── TASK MATERIAL ──

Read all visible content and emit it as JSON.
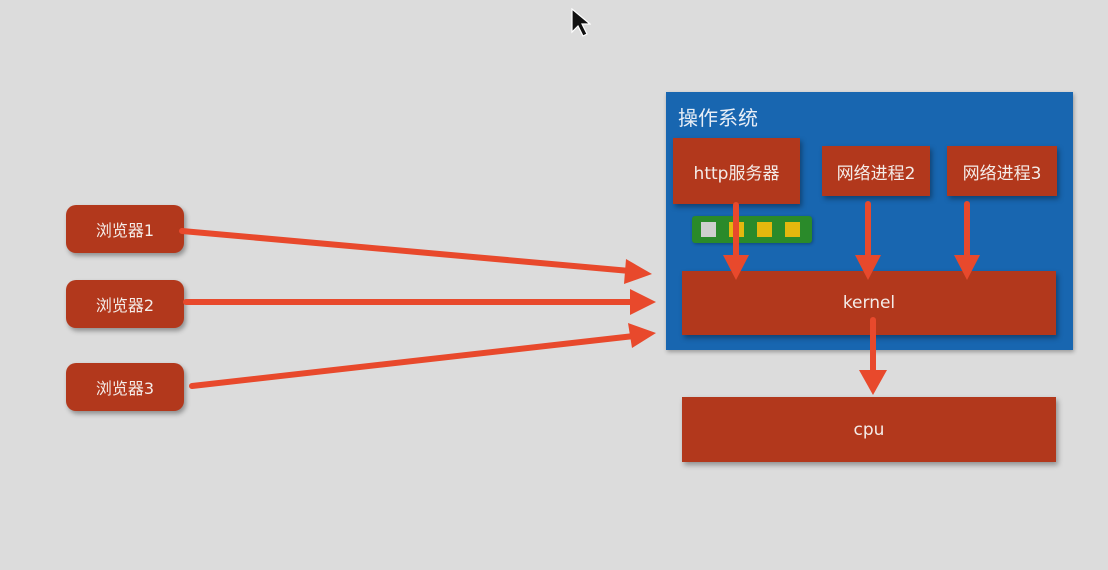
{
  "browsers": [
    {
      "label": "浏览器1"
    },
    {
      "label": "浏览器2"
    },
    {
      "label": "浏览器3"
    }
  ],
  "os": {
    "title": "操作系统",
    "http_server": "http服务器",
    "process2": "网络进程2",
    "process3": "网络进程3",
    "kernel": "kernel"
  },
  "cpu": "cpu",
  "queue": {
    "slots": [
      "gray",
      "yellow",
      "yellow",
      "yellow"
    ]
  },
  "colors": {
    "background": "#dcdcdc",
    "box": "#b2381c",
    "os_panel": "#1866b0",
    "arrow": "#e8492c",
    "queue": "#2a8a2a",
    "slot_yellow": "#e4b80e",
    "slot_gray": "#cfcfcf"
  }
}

───

== EXERCISE BRIEF ==
Print every entry above again without changing a word, and omit the pictures.

== SOLUTION ==
Read all visible content and emit it as JSON.
{
  "browsers": [
    {
      "label": "浏览器1"
    },
    {
      "label": "浏览器2"
    },
    {
      "label": "浏览器3"
    }
  ],
  "os": {
    "title": "操作系统",
    "http_server": "http服务器",
    "process2": "网络进程2",
    "process3": "网络进程3",
    "kernel": "kernel"
  },
  "cpu": "cpu",
  "queue": {
    "slots": [
      "gray",
      "yellow",
      "yellow",
      "yellow"
    ]
  },
  "colors": {
    "background": "#dcdcdc",
    "box": "#b2381c",
    "os_panel": "#1866b0",
    "arrow": "#e8492c",
    "queue": "#2a8a2a",
    "slot_yellow": "#e4b80e",
    "slot_gray": "#cfcfcf"
  }
}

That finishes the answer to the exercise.